Collected data entries
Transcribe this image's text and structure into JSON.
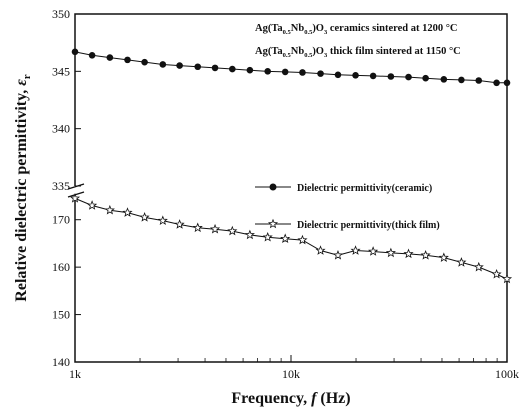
{
  "chart_data": {
    "type": "line",
    "xlabel": "Frequency, ",
    "xlabel_symbol": "f",
    "xlabel_unit": " (Hz)",
    "ylabel": "Relative dielectric permittivity, ",
    "ylabel_symbol": "ε",
    "ylabel_sub": "r",
    "x_scale": "log",
    "xlim": [
      1000,
      100000
    ],
    "x_ticks": [
      {
        "value": 1000,
        "label": "1k"
      },
      {
        "value": 10000,
        "label": "10k"
      },
      {
        "value": 100000,
        "label": "100k"
      }
    ],
    "y_axis_break": true,
    "upper_panel": {
      "ylim": [
        335,
        350
      ],
      "ticks": [
        {
          "value": 335,
          "label": "335"
        },
        {
          "value": 340,
          "label": "340"
        },
        {
          "value": 345,
          "label": "345"
        },
        {
          "value": 350,
          "label": "350"
        }
      ]
    },
    "lower_panel": {
      "ylim": [
        140,
        175
      ],
      "ticks": [
        {
          "value": 140,
          "label": "140"
        },
        {
          "value": 150,
          "label": "150"
        },
        {
          "value": 160,
          "label": "160"
        },
        {
          "value": 170,
          "label": "170"
        }
      ]
    },
    "annotations": [
      {
        "pre": "Ag(Ta",
        "s1": "0.5",
        "mid": "Nb",
        "s2": "0.5",
        "post": ")O",
        "s3": "3",
        "tail": " ceramics sintered at 1200 °C"
      },
      {
        "pre": "Ag(Ta",
        "s1": "0.5",
        "mid": "Nb",
        "s2": "0.5",
        "post": ")O",
        "s3": "3",
        "tail": " thick film sintered at 1150 °C"
      }
    ],
    "series": [
      {
        "name": "Dielectric permittivity(ceramic)",
        "panel": "upper",
        "marker": "circle",
        "x": [
          1000,
          1200,
          1450,
          1750,
          2100,
          2550,
          3050,
          3700,
          4450,
          5350,
          6450,
          7800,
          9400,
          11300,
          13700,
          16500,
          19900,
          24000,
          29000,
          35000,
          42000,
          51000,
          61500,
          74000,
          89500,
          100000
        ],
        "y": [
          346.7,
          346.4,
          346.2,
          346.0,
          345.8,
          345.6,
          345.5,
          345.4,
          345.3,
          345.2,
          345.1,
          345.0,
          344.95,
          344.9,
          344.8,
          344.7,
          344.65,
          344.6,
          344.55,
          344.5,
          344.4,
          344.3,
          344.25,
          344.2,
          344.0,
          344.0
        ]
      },
      {
        "name": "Dielectric permittivity(thick film)",
        "panel": "lower",
        "marker": "star",
        "x": [
          1000,
          1200,
          1450,
          1750,
          2100,
          2550,
          3050,
          3700,
          4450,
          5350,
          6450,
          7800,
          9400,
          11300,
          13700,
          16500,
          19900,
          24000,
          29000,
          35000,
          42000,
          51000,
          61500,
          74000,
          89500,
          100000
        ],
        "y": [
          174.5,
          173.0,
          172.0,
          171.5,
          170.5,
          169.8,
          169.0,
          168.3,
          168.0,
          167.6,
          166.8,
          166.3,
          166.0,
          165.7,
          163.5,
          162.5,
          163.5,
          163.3,
          163.0,
          162.8,
          162.5,
          162.0,
          161.0,
          160.0,
          158.5,
          157.5
        ]
      }
    ],
    "legend_position": "right, lower half",
    "grid": false
  }
}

Given task: Copy the listing in full and without alteration, omitting every picture.

Solution for this problem:
Transcribe this image's text and structure into JSON.
{
  "chart_data": {
    "type": "line",
    "xlabel": "Frequency, ",
    "xlabel_symbol": "f",
    "xlabel_unit": " (Hz)",
    "ylabel": "Relative dielectric permittivity, ",
    "ylabel_symbol": "ε",
    "ylabel_sub": "r",
    "x_scale": "log",
    "xlim": [
      1000,
      100000
    ],
    "x_ticks": [
      {
        "value": 1000,
        "label": "1k"
      },
      {
        "value": 10000,
        "label": "10k"
      },
      {
        "value": 100000,
        "label": "100k"
      }
    ],
    "y_axis_break": true,
    "upper_panel": {
      "ylim": [
        335,
        350
      ],
      "ticks": [
        {
          "value": 335,
          "label": "335"
        },
        {
          "value": 340,
          "label": "340"
        },
        {
          "value": 345,
          "label": "345"
        },
        {
          "value": 350,
          "label": "350"
        }
      ]
    },
    "lower_panel": {
      "ylim": [
        140,
        175
      ],
      "ticks": [
        {
          "value": 140,
          "label": "140"
        },
        {
          "value": 150,
          "label": "150"
        },
        {
          "value": 160,
          "label": "160"
        },
        {
          "value": 170,
          "label": "170"
        }
      ]
    },
    "annotations": [
      {
        "pre": "Ag(Ta",
        "s1": "0.5",
        "mid": "Nb",
        "s2": "0.5",
        "post": ")O",
        "s3": "3",
        "tail": " ceramics sintered at 1200 °C"
      },
      {
        "pre": "Ag(Ta",
        "s1": "0.5",
        "mid": "Nb",
        "s2": "0.5",
        "post": ")O",
        "s3": "3",
        "tail": " thick film sintered at 1150 °C"
      }
    ],
    "series": [
      {
        "name": "Dielectric permittivity(ceramic)",
        "panel": "upper",
        "marker": "circle",
        "x": [
          1000,
          1200,
          1450,
          1750,
          2100,
          2550,
          3050,
          3700,
          4450,
          5350,
          6450,
          7800,
          9400,
          11300,
          13700,
          16500,
          19900,
          24000,
          29000,
          35000,
          42000,
          51000,
          61500,
          74000,
          89500,
          100000
        ],
        "y": [
          346.7,
          346.4,
          346.2,
          346.0,
          345.8,
          345.6,
          345.5,
          345.4,
          345.3,
          345.2,
          345.1,
          345.0,
          344.95,
          344.9,
          344.8,
          344.7,
          344.65,
          344.6,
          344.55,
          344.5,
          344.4,
          344.3,
          344.25,
          344.2,
          344.0,
          344.0
        ]
      },
      {
        "name": "Dielectric permittivity(thick film)",
        "panel": "lower",
        "marker": "star",
        "x": [
          1000,
          1200,
          1450,
          1750,
          2100,
          2550,
          3050,
          3700,
          4450,
          5350,
          6450,
          7800,
          9400,
          11300,
          13700,
          16500,
          19900,
          24000,
          29000,
          35000,
          42000,
          51000,
          61500,
          74000,
          89500,
          100000
        ],
        "y": [
          174.5,
          173.0,
          172.0,
          171.5,
          170.5,
          169.8,
          169.0,
          168.3,
          168.0,
          167.6,
          166.8,
          166.3,
          166.0,
          165.7,
          163.5,
          162.5,
          163.5,
          163.3,
          163.0,
          162.8,
          162.5,
          162.0,
          161.0,
          160.0,
          158.5,
          157.5
        ]
      }
    ],
    "legend_position": "right, lower half",
    "grid": false
  }
}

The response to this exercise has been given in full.